▶ [TO DO]:
[A] In the AggMap study summary, on how many low-sample omics tasks did AggMapNet models outperform state-of-the-art machine learning methods?
[B] Copy everything in the AggMap study summary from "Purpose of the" down to "for AggMapNet predictions.", swapping each "multi-channel" for "multichannel".

Purpose of the Study:

  • To develop a novel unsupervised feature aggregation tool (AggMap) for omics data.
  • To create advanced deep learning models (AggMapNet) for enhanced omics data analysis and interpretability.

Main Methods:

  • AggMap aggregates omics features into multi-channel 2D image-like feature maps (Fmaps) based on intrinsic correlations.
  • AggMapNet, a multi-channel deep learning model, utilizes AggMap Fmaps as input.
  • The Simply-explainer module provides interpretability for AggMapNet predictions.

Main Results:

  • AggMap demonstrated superior feature reconstruction capabilities on benchmark datasets.
  • AggMapNet models outperformed state-of-the-art machine learning methods on 18 low-sample omics tasks.
  • AggMapNet showed enhanced robustness with noisy data and improved disease classification accuracy, identifying key biomarkers for COVID-19.

Conclusions:

  • The AggMap-AggMapNet pipeline offers a powerful approach for enhanced learning and interpretability of low-sample omics data.
  • This method addresses key challenges in omics-based biomedical research, particularly with limited sample sizes.
  • The integration of unsupervised feature engineering and supervised explainable deep learning provides a robust framework for future omics studies.

▶ [DATA EXTRACT]:
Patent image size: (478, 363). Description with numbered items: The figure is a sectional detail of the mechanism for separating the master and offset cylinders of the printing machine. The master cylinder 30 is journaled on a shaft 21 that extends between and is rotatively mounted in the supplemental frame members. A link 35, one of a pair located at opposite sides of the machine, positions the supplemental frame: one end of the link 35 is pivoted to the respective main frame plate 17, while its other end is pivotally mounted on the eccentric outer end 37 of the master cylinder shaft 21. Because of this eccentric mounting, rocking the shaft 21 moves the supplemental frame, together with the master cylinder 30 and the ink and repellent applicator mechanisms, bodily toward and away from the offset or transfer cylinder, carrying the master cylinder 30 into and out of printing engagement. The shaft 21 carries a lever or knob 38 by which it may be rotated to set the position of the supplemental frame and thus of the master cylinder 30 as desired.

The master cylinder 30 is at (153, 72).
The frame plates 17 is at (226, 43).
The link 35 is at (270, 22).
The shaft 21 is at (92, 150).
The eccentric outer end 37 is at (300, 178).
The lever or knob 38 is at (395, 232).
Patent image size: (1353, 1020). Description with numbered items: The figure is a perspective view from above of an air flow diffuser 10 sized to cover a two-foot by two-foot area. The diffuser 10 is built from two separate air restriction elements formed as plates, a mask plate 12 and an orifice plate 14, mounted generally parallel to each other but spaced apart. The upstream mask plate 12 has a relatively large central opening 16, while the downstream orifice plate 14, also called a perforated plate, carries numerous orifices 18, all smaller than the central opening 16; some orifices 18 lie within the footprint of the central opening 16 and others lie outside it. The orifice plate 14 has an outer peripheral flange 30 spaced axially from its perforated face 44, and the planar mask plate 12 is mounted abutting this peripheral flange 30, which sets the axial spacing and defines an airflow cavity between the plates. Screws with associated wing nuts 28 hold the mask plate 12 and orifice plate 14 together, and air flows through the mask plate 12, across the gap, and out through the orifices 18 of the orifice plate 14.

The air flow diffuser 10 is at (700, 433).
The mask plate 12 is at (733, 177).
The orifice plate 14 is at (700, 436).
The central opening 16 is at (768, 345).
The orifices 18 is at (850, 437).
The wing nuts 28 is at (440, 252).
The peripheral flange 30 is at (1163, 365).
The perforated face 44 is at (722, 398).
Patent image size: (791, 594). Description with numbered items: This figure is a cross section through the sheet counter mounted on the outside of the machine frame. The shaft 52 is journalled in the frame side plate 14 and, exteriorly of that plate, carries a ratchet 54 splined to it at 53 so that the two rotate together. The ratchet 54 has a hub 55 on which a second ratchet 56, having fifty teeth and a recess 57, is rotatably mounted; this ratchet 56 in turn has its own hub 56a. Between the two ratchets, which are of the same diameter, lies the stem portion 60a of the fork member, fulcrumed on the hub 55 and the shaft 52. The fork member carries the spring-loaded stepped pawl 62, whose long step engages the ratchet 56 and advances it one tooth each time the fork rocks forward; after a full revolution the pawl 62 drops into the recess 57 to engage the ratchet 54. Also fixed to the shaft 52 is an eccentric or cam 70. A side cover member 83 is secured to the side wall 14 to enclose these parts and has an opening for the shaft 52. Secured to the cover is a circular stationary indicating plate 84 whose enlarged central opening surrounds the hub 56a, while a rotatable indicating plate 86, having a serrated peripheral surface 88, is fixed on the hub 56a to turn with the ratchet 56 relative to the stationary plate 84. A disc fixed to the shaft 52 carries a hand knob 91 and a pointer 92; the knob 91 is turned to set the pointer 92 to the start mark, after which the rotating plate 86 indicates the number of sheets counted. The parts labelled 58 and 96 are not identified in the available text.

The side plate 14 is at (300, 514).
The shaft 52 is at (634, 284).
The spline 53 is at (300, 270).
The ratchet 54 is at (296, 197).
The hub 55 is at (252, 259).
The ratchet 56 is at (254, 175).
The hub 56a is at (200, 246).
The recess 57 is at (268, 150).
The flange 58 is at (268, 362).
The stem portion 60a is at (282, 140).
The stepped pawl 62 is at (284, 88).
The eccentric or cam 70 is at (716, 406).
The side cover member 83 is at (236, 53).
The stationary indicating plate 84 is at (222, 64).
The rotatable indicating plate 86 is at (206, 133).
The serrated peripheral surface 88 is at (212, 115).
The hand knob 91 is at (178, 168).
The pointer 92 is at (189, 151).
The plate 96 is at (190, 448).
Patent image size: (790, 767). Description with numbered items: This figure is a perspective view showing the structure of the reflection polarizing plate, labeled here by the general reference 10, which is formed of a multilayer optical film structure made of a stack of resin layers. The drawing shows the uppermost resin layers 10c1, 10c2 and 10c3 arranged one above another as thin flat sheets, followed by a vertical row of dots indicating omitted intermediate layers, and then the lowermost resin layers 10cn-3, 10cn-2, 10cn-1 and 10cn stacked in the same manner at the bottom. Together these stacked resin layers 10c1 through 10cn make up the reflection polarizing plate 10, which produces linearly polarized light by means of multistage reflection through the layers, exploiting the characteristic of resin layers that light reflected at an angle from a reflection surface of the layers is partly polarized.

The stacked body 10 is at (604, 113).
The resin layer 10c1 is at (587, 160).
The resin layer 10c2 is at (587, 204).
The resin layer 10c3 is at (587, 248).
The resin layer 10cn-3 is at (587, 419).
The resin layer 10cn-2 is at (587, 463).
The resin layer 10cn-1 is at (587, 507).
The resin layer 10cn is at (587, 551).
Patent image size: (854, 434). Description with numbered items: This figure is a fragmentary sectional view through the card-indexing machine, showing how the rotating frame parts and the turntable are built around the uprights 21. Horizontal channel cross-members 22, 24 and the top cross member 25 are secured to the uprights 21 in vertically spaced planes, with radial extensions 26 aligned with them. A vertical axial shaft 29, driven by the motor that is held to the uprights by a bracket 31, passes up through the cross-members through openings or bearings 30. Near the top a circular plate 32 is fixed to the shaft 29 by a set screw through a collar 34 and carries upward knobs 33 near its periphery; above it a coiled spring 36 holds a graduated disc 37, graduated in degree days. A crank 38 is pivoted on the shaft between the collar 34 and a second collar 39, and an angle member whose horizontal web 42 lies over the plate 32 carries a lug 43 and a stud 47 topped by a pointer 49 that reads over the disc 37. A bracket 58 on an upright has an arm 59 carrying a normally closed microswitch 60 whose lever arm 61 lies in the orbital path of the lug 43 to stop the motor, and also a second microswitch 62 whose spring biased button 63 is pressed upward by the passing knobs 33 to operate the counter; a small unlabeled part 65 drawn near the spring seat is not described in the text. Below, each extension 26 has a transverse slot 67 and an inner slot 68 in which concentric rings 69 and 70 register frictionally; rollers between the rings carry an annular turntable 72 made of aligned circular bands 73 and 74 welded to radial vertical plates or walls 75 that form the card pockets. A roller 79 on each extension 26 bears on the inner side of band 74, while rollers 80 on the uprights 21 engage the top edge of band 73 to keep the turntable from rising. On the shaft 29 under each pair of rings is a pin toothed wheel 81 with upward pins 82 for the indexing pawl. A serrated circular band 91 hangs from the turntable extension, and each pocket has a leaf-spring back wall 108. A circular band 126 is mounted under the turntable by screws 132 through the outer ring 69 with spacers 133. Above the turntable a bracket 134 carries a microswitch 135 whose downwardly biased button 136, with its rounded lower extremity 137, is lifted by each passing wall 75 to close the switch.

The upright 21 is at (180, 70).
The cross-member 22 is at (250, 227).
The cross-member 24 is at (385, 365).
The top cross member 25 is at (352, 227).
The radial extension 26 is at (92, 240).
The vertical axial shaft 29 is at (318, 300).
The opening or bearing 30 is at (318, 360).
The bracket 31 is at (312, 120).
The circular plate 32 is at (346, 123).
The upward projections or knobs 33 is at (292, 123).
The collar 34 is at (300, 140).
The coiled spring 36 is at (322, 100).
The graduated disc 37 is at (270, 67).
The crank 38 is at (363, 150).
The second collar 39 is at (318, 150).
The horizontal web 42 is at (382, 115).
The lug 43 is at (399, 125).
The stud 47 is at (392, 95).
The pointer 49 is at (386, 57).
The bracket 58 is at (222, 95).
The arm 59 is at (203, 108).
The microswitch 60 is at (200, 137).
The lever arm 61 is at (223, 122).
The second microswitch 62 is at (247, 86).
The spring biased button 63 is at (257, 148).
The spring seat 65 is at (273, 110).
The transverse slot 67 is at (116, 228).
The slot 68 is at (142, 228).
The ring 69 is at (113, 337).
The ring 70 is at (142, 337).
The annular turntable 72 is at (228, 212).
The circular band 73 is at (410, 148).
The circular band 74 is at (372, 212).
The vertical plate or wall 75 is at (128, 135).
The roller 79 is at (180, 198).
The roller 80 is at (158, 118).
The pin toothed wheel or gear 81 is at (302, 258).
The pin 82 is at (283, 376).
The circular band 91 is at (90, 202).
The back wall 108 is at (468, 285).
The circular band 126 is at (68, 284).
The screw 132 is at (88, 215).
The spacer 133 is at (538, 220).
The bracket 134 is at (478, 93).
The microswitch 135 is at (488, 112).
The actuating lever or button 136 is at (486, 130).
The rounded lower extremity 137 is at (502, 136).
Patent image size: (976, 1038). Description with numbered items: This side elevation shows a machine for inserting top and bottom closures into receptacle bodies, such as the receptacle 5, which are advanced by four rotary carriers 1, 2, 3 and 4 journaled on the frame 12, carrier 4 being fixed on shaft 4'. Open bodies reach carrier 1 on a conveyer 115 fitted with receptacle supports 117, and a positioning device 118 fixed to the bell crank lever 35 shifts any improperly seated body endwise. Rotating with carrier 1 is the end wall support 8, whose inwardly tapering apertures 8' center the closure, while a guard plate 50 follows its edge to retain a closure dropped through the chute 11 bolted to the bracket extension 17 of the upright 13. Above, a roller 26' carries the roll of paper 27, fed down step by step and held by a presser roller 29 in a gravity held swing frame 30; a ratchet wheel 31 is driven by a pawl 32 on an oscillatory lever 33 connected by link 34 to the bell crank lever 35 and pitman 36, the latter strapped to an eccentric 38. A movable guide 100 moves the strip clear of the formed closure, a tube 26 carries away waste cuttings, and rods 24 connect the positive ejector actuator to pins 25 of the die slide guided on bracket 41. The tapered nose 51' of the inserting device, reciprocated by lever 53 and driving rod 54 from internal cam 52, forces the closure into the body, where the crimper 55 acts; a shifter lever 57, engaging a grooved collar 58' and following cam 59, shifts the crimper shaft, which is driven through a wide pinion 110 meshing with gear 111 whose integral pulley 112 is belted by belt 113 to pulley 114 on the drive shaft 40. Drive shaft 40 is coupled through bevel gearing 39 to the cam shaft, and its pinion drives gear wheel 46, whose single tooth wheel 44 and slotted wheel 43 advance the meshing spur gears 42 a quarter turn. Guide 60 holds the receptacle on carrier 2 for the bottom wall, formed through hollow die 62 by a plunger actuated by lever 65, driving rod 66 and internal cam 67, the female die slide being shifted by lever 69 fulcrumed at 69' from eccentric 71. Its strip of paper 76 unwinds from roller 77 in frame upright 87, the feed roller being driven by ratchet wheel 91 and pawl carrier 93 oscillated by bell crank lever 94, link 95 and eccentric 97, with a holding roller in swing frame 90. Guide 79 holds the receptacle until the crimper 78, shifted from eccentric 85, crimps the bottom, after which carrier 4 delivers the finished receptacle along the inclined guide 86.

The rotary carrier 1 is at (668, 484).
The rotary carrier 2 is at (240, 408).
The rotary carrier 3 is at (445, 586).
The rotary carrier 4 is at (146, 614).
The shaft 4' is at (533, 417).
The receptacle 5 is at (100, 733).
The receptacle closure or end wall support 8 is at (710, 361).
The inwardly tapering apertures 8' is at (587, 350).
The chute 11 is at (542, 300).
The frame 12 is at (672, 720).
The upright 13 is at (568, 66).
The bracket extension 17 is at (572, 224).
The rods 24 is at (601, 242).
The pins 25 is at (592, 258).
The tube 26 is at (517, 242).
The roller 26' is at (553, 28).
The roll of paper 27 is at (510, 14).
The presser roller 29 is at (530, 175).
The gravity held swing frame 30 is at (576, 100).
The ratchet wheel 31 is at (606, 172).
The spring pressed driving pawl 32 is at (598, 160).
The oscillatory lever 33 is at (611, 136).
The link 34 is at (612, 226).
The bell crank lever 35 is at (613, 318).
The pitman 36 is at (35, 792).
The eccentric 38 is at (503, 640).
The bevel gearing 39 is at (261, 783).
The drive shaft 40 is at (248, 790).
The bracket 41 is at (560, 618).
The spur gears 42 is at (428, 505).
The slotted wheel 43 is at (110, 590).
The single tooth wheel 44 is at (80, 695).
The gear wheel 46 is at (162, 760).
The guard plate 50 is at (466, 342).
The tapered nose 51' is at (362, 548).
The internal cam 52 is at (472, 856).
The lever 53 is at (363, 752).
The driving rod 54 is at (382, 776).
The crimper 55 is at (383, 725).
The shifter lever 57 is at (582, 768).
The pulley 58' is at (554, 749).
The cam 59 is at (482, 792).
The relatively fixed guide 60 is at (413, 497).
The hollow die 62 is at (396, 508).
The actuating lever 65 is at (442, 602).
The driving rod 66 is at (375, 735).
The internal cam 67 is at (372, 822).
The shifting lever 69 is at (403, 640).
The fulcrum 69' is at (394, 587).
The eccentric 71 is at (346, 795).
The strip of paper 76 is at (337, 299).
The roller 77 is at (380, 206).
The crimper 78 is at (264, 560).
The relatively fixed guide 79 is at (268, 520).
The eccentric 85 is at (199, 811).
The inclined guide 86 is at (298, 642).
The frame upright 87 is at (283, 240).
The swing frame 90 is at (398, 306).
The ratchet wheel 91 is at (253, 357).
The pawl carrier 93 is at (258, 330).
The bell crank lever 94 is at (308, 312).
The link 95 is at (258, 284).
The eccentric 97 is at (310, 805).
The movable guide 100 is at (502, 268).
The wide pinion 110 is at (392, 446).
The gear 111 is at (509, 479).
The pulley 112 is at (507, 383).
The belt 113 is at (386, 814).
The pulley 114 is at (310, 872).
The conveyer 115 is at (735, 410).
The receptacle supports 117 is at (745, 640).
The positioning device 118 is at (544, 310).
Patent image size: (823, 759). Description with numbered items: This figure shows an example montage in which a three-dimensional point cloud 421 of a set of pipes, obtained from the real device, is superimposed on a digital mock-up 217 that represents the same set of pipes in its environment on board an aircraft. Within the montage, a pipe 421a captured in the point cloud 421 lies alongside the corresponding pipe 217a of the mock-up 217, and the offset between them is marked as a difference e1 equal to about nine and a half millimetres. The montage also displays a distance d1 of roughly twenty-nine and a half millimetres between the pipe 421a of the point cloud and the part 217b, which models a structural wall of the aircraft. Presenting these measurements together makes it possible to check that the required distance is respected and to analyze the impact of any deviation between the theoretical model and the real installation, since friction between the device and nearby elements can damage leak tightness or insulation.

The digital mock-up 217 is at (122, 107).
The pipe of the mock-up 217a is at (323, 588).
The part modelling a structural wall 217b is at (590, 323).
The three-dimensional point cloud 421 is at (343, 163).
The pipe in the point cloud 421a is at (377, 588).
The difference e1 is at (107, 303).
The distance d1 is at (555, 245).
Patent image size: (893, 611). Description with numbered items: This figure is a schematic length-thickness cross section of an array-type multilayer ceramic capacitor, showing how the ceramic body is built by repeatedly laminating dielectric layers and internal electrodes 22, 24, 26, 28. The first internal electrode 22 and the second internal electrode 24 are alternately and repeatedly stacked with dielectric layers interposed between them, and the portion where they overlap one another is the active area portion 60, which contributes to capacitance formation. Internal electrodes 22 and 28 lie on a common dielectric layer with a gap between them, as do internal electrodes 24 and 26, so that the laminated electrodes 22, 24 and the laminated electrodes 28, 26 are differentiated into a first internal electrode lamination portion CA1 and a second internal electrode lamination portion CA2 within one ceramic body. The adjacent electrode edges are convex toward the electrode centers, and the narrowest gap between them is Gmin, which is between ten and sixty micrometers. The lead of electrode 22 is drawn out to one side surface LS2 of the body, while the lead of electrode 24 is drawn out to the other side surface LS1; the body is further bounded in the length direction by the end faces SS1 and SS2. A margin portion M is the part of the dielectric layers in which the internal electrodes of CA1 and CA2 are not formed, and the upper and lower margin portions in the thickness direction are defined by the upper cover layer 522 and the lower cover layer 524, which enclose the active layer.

▶ [RESULTS FOR EACH TASK]:
[A] 18

[B]
Purpose of the Study:

  • To develop a novel unsupervised feature aggregation tool (AggMap) for omics data.
  • To create advanced deep learning models (AggMapNet) for enhanced omics data analysis and interpretability.

Main Methods:

  • AggMap aggregates omics features into multichannel 2D image-like feature maps (Fmaps) based on intrinsic correlations.
  • AggMapNet, a multichannel deep learning model, utilizes AggMap Fmaps as input.
  • The Simply-explainer module provides interpretability for AggMapNet predictions.